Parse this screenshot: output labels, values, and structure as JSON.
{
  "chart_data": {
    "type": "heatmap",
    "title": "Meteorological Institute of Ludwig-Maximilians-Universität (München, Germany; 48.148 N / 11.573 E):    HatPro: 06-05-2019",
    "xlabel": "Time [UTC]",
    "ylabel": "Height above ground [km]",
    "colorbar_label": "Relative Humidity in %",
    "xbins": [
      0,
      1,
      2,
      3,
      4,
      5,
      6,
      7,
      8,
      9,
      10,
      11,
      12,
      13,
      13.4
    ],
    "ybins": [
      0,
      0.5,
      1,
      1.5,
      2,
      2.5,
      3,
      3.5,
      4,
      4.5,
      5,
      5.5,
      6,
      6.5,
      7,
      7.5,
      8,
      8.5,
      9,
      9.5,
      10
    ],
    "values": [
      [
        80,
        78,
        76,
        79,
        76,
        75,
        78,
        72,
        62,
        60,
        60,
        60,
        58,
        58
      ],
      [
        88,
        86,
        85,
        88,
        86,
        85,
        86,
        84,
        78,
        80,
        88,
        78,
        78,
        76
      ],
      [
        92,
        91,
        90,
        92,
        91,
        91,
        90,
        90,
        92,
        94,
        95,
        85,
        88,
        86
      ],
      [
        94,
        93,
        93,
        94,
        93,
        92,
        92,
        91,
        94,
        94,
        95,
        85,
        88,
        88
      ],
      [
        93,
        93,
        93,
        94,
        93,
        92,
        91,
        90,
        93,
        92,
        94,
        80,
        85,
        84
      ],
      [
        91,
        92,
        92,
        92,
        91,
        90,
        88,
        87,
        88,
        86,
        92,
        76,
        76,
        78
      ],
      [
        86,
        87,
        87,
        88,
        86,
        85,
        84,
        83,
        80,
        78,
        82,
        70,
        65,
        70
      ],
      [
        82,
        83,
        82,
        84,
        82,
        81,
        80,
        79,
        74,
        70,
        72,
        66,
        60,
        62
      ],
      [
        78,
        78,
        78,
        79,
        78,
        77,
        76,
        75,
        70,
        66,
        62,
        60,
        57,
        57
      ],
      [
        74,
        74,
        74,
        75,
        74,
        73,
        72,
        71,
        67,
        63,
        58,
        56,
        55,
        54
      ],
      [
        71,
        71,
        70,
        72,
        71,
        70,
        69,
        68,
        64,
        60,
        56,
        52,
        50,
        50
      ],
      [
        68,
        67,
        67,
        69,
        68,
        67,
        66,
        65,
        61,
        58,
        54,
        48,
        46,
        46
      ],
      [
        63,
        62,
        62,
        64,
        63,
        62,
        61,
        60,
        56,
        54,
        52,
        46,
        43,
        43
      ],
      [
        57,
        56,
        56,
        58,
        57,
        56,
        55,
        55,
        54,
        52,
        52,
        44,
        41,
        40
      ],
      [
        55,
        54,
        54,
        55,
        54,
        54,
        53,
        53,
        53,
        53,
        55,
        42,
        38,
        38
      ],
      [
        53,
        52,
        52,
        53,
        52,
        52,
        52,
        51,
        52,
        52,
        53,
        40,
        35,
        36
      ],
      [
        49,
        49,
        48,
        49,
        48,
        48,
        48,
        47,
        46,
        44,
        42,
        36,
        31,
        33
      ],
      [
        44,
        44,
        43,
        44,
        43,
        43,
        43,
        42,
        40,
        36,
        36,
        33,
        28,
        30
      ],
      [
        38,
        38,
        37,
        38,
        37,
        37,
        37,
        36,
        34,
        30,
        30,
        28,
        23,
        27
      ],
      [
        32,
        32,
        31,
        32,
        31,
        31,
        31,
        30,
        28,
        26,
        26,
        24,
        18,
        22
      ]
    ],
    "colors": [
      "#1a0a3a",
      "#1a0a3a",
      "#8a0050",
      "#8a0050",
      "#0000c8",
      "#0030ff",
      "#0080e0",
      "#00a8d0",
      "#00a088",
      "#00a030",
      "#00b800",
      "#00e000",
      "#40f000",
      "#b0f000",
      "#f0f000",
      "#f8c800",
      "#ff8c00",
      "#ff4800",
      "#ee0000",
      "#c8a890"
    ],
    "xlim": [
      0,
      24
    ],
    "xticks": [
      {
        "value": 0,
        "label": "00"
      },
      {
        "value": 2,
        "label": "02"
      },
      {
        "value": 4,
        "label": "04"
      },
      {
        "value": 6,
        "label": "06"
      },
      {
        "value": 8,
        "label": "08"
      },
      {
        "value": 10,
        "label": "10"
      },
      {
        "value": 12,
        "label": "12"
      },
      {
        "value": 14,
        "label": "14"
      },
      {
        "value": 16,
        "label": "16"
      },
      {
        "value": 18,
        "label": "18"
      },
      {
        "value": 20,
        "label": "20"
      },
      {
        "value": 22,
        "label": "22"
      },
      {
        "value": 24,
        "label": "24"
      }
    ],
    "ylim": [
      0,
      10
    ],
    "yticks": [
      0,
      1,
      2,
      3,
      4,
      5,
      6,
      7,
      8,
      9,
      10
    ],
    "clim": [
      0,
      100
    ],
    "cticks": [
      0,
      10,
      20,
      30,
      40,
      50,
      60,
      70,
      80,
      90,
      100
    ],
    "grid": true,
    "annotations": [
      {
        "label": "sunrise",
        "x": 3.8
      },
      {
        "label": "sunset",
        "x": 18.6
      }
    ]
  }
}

______________________________

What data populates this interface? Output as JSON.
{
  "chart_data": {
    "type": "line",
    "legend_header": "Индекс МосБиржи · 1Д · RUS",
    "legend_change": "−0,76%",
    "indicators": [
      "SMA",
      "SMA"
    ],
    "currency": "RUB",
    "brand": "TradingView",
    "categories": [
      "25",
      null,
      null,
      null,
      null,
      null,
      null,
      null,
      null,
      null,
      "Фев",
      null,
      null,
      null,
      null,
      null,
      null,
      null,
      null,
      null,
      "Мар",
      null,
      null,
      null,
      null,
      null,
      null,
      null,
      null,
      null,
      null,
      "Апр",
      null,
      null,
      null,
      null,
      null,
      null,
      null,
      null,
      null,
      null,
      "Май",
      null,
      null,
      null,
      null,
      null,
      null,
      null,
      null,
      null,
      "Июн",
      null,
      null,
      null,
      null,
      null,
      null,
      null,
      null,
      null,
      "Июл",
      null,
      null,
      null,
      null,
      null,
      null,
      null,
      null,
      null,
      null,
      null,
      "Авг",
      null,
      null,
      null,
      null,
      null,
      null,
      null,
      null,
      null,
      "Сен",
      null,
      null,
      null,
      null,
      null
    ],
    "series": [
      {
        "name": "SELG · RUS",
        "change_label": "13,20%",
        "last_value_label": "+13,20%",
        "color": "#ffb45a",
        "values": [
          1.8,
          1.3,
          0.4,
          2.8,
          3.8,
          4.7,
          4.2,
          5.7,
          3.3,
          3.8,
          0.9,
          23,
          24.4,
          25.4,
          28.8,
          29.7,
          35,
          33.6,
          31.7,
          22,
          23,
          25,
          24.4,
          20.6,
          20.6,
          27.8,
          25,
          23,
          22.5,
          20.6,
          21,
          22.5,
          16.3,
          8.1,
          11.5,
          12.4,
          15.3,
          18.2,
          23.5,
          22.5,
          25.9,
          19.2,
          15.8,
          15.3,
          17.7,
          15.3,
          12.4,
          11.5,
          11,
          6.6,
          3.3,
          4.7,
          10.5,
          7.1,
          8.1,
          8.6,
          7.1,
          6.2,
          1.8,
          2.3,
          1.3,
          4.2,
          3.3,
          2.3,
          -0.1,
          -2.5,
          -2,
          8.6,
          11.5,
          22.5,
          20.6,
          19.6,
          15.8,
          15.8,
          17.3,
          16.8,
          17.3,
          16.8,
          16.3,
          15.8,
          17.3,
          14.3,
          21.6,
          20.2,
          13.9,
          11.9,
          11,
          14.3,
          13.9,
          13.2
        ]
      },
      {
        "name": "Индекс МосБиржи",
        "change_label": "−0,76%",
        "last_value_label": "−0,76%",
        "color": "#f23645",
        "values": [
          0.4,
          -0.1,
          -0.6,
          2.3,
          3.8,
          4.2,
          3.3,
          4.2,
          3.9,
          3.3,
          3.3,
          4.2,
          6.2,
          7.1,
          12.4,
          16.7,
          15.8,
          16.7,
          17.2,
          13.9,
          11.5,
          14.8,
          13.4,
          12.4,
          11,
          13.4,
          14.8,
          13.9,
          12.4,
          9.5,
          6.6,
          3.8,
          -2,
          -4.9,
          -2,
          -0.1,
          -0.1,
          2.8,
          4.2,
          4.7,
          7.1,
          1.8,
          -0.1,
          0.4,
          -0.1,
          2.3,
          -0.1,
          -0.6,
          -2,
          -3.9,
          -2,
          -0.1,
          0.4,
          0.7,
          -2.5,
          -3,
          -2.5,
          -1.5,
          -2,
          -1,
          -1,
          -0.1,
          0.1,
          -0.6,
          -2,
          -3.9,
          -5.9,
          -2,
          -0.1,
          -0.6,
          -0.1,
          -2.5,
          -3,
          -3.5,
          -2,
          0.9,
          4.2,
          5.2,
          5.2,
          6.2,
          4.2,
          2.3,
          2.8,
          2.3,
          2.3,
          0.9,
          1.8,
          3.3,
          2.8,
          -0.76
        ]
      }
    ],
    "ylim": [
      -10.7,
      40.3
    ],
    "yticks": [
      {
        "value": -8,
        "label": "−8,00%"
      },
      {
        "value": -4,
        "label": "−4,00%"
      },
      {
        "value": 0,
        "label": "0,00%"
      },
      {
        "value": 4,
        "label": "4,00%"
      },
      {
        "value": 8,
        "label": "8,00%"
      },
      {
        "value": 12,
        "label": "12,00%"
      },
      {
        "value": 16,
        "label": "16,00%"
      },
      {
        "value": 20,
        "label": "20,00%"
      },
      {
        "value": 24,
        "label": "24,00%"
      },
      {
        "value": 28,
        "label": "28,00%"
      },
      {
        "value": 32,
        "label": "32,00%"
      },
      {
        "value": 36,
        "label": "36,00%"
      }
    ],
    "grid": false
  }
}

______________________________

- [Challenge]:
Search the entries for "Индекс" and copy out each line that has it.

- [Result]:
    "legend_header": "Индекс МосБиржи · 1Д · RUS",
        "name": "Индекс МосБиржи",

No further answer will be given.